▶ **SHORT TASK**
Work out how many lines in the listing below include the word "Gliederung"; answer with the number alone.

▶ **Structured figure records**

══════════════════════════════

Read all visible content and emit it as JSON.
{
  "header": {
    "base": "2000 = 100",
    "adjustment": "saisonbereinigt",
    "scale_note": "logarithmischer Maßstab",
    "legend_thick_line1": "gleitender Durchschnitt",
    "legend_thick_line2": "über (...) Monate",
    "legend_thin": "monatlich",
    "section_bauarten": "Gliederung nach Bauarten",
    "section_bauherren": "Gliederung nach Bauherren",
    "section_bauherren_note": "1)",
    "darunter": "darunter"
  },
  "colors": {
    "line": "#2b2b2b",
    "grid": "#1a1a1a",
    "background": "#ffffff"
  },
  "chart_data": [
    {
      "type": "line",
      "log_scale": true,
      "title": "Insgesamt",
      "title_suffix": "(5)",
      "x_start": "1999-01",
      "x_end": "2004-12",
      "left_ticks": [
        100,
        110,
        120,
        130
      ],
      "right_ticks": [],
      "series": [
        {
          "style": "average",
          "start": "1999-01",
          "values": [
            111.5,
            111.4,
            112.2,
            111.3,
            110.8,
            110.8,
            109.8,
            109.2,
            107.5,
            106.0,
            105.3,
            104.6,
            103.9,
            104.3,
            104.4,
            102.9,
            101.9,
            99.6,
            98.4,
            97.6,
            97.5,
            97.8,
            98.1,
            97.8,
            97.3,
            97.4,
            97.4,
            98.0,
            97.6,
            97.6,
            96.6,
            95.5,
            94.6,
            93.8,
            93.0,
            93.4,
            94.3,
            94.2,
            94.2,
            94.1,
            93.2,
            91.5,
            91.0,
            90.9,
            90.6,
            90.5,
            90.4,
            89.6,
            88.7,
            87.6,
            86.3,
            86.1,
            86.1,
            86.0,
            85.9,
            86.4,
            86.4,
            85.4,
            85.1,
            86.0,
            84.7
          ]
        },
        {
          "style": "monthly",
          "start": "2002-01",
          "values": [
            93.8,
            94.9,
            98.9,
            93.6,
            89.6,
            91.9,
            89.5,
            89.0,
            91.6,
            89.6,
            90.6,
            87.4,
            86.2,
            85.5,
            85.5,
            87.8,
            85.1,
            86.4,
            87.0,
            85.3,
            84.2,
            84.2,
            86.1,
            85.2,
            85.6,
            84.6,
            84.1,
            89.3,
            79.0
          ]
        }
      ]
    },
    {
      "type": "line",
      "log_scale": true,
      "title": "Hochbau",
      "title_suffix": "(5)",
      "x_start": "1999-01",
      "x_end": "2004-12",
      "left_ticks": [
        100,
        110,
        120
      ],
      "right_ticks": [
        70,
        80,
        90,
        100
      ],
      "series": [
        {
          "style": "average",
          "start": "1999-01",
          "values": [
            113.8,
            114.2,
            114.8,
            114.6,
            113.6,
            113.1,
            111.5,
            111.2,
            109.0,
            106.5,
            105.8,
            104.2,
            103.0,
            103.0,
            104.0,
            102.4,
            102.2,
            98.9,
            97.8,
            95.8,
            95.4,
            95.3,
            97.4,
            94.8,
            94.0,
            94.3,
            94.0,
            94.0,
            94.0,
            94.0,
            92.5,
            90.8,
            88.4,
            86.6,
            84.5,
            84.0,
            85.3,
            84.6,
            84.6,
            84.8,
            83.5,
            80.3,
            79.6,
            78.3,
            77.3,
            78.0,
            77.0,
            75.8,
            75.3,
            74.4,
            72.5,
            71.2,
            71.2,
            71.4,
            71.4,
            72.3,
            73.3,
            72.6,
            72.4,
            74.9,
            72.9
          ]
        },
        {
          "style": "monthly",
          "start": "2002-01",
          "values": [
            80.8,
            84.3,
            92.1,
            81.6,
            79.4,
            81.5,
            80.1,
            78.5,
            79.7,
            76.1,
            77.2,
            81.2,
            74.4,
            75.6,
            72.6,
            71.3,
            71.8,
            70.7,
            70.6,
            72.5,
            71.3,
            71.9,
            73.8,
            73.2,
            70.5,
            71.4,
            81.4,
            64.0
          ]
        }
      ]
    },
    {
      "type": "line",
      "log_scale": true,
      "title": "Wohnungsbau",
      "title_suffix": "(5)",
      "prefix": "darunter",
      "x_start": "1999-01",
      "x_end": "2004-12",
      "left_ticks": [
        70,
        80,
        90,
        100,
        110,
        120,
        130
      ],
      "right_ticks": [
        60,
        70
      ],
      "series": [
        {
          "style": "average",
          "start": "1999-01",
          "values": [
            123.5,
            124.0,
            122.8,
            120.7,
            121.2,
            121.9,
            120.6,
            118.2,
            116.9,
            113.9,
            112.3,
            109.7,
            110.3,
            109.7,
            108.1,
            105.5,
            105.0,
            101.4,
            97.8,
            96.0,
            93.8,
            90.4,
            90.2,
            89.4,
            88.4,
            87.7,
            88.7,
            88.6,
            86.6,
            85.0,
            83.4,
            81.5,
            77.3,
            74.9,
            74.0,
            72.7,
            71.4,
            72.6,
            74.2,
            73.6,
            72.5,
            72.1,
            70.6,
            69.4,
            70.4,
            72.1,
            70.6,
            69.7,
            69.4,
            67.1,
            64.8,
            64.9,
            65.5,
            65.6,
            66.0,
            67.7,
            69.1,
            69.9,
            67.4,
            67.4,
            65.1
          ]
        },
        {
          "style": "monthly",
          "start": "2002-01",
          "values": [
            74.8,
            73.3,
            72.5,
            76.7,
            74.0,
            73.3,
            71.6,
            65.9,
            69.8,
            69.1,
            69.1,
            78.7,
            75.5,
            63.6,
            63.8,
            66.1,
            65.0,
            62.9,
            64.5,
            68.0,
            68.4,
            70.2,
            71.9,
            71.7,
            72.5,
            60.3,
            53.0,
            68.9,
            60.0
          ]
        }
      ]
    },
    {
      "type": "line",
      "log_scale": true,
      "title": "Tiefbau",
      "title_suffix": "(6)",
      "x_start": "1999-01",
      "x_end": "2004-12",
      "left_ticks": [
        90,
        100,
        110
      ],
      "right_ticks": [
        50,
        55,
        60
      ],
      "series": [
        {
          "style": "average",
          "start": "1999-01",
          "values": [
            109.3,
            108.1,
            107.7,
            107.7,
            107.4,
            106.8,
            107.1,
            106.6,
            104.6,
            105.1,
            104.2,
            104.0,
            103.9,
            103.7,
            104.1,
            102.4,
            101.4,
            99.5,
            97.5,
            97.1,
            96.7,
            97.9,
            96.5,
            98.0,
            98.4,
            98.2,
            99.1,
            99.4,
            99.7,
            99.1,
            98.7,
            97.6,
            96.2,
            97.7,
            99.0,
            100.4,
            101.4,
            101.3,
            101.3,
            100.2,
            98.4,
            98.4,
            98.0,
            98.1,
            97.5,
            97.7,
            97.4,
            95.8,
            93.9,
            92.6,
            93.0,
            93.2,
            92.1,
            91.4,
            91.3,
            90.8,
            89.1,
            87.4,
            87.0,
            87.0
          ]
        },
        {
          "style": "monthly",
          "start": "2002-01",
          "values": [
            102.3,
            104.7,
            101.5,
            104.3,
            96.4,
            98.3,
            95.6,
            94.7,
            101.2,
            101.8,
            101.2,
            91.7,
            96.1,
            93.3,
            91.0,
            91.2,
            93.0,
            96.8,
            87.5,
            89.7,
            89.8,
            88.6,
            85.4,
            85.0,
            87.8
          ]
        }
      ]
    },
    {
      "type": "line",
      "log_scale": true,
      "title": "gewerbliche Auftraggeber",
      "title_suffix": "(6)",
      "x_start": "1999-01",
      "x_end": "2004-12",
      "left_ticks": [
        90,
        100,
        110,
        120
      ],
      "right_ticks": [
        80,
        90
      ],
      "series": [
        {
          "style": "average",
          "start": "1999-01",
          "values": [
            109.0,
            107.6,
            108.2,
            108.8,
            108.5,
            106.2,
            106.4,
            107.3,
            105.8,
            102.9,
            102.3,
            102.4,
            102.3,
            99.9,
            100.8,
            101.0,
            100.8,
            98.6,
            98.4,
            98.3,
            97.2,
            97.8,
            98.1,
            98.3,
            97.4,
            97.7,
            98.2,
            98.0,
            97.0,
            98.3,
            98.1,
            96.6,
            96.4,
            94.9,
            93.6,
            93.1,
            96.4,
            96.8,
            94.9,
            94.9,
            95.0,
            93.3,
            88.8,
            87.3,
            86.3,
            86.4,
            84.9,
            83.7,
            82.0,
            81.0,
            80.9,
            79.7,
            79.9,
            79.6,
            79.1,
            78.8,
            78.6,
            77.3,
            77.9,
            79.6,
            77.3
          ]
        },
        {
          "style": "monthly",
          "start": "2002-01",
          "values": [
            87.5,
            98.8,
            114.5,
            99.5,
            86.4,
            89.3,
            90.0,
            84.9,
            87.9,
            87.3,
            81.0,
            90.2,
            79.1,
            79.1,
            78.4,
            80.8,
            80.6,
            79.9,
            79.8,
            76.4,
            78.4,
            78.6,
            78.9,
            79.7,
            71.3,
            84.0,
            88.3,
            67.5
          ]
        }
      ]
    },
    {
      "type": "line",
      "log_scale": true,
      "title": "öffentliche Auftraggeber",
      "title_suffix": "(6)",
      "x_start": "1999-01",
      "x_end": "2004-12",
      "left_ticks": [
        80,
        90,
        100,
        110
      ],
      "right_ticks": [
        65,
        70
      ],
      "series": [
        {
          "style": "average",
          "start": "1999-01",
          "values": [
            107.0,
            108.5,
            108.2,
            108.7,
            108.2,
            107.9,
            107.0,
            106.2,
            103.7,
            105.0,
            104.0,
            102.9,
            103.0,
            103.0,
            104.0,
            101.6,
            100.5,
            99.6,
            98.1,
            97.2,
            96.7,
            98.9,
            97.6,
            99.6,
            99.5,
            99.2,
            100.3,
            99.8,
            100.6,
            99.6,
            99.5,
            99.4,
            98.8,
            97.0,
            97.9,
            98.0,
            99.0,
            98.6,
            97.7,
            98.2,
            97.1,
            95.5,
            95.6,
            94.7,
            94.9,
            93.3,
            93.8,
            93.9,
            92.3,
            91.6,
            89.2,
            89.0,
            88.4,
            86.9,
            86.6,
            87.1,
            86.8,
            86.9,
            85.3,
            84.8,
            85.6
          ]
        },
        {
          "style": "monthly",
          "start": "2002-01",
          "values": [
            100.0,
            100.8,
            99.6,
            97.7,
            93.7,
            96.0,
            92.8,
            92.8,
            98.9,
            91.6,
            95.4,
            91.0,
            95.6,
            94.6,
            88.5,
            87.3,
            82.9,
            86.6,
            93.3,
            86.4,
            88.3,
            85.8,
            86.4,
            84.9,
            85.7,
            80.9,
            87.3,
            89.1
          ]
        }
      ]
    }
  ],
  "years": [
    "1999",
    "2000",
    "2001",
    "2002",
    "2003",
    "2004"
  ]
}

══════════════════════════════

▶ **TASK ANSWER**
2